#### GIVEN EXERCISE:
Across the data below, how many lines hold "Создание"? Answer with that number and nothing else.

#### DATA SUPPLIED:

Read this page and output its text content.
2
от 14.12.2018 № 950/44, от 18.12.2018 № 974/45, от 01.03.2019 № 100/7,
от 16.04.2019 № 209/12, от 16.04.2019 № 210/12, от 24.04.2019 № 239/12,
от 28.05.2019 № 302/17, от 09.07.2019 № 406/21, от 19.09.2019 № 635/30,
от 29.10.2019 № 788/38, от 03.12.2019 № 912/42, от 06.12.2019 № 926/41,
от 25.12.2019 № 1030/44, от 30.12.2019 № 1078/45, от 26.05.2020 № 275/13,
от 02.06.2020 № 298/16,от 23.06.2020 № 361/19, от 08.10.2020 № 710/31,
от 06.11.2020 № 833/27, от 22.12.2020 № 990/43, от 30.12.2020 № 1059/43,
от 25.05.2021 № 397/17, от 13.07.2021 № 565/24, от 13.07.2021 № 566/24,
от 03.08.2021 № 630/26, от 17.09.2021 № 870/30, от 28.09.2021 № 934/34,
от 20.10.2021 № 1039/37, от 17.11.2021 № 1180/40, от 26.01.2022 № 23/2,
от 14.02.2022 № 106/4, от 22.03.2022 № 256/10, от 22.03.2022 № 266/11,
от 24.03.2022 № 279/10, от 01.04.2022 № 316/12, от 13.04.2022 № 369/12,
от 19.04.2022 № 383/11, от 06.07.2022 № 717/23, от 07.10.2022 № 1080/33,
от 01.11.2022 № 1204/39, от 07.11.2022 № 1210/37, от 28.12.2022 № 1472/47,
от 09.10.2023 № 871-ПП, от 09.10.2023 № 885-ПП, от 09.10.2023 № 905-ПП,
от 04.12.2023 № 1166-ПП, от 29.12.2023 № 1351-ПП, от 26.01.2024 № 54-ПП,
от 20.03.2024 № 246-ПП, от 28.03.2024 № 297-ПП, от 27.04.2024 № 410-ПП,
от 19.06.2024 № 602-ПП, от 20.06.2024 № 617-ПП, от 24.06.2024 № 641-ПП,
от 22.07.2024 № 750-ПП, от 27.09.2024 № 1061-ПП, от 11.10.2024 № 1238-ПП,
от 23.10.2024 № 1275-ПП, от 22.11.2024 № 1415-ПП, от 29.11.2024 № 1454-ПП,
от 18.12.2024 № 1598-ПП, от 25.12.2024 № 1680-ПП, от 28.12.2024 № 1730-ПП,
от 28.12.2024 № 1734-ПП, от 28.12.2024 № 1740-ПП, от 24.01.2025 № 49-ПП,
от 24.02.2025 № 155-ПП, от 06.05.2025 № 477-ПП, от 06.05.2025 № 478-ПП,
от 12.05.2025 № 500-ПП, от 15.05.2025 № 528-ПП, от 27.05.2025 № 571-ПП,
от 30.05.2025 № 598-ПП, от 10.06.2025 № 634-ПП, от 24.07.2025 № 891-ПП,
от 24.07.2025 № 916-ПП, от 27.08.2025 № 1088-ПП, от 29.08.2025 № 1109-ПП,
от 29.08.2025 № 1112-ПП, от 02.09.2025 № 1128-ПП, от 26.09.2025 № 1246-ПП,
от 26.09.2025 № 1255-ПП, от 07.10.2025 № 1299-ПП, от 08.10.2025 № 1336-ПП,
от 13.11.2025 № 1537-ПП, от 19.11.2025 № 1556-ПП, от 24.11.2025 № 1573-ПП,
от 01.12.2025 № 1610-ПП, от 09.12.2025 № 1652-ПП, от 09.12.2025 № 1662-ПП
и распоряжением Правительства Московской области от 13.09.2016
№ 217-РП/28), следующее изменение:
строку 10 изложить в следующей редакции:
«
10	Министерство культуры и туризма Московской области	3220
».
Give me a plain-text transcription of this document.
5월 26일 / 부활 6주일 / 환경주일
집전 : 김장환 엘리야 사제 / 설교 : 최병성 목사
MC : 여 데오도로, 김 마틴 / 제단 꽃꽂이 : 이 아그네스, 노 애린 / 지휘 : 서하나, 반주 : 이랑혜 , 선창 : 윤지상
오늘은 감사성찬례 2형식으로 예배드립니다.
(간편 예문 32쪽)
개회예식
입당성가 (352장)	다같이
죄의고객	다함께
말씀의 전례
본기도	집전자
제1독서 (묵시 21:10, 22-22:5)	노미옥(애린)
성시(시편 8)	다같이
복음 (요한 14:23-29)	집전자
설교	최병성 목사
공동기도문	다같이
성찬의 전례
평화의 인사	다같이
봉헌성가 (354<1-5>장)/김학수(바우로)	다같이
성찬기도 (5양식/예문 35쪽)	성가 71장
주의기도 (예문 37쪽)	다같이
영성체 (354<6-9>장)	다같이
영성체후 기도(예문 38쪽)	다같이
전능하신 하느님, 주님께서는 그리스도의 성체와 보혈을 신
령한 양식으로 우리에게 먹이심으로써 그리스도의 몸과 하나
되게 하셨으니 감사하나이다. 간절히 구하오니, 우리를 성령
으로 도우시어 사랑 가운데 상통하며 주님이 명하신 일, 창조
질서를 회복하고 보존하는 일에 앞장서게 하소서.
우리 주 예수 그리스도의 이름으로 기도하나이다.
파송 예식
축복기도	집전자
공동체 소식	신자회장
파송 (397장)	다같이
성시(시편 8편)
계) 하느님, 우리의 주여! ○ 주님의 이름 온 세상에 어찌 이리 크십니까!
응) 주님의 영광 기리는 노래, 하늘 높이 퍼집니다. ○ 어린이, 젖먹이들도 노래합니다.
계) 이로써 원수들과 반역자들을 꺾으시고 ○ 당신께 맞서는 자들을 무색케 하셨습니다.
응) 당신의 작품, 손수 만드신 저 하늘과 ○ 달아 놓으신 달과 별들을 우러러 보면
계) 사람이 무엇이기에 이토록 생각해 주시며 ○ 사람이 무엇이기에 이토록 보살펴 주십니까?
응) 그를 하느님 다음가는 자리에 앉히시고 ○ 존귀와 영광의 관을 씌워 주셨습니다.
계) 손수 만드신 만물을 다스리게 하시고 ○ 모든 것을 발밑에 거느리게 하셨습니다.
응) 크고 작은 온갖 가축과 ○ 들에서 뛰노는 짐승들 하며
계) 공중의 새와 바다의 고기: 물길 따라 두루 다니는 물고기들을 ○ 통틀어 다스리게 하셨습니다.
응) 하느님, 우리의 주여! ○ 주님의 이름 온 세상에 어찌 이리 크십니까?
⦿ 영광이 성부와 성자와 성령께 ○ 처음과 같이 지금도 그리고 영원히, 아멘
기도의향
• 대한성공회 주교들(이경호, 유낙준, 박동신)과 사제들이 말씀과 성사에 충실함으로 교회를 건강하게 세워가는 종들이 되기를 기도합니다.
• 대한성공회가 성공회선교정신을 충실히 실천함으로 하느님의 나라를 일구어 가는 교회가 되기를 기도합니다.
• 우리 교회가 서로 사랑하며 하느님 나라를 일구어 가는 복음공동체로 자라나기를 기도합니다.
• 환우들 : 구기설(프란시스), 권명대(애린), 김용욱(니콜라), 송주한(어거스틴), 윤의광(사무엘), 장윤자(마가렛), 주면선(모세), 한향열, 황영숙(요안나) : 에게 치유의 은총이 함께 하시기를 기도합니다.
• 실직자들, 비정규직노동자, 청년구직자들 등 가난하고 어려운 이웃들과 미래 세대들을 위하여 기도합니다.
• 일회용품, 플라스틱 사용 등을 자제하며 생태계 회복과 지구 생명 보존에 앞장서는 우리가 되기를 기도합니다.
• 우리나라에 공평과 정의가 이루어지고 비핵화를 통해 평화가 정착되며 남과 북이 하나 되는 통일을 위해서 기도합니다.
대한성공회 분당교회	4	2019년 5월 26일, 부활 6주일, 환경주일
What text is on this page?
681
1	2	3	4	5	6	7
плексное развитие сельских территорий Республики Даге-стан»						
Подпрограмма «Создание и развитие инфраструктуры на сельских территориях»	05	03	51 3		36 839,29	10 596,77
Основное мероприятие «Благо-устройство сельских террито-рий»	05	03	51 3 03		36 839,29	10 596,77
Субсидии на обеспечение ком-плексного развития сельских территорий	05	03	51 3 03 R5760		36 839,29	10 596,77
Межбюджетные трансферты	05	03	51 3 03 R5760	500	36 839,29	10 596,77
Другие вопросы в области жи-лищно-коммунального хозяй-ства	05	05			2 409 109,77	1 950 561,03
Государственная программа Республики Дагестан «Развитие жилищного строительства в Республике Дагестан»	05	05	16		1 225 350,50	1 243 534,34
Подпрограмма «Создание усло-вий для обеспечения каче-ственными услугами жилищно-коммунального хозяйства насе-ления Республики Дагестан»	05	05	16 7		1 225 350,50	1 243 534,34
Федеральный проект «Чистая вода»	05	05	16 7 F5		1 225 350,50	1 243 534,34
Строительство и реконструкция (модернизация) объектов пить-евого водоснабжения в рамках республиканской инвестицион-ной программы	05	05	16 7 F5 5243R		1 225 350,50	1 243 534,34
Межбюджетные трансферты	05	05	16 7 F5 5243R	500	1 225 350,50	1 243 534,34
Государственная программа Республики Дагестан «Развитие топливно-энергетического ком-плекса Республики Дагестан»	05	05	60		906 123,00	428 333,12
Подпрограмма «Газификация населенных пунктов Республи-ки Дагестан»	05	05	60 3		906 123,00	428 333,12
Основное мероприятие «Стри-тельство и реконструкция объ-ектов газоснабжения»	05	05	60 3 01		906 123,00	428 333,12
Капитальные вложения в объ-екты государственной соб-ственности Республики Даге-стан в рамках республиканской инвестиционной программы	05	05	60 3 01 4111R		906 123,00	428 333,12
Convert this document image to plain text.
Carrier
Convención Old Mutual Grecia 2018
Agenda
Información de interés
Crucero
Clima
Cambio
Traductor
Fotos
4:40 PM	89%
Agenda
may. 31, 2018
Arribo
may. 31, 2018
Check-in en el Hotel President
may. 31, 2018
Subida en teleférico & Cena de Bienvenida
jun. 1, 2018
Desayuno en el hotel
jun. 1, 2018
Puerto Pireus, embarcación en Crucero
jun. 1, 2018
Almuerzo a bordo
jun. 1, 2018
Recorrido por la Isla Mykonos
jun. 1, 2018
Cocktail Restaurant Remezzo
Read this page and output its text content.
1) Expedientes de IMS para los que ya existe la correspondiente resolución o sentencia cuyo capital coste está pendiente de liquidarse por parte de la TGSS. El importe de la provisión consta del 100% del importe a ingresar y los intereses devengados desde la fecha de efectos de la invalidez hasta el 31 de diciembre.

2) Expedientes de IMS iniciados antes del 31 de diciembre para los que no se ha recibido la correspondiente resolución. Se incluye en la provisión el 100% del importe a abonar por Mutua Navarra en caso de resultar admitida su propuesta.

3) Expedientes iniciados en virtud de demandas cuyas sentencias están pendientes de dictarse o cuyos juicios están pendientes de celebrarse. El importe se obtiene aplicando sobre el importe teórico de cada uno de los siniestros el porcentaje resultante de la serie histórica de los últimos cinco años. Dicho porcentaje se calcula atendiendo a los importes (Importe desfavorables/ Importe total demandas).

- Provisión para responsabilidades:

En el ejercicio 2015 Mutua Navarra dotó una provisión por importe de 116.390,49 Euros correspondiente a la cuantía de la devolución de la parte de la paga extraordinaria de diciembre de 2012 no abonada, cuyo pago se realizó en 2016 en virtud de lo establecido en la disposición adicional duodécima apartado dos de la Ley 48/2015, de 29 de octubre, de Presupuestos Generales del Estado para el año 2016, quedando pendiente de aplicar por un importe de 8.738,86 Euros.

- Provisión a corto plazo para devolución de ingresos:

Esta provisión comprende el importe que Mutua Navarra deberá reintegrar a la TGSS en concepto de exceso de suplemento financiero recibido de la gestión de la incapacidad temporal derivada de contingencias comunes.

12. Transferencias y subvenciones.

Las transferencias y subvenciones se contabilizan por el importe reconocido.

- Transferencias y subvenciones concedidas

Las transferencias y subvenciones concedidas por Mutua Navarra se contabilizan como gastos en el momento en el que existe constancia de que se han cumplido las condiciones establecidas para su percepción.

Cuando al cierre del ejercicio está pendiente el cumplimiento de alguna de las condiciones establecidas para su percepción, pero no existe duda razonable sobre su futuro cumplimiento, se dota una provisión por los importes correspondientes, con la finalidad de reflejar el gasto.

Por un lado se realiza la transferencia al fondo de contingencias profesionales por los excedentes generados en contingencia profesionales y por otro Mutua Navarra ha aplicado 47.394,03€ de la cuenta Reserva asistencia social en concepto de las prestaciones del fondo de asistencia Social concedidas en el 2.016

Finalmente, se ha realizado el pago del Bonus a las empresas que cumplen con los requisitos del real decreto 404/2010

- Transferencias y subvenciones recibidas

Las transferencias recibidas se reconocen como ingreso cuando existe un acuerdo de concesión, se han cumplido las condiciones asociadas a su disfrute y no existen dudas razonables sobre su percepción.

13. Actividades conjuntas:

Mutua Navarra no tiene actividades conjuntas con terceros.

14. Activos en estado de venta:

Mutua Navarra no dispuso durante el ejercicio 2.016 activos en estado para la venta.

#### WRITTEN SOLUTION:
2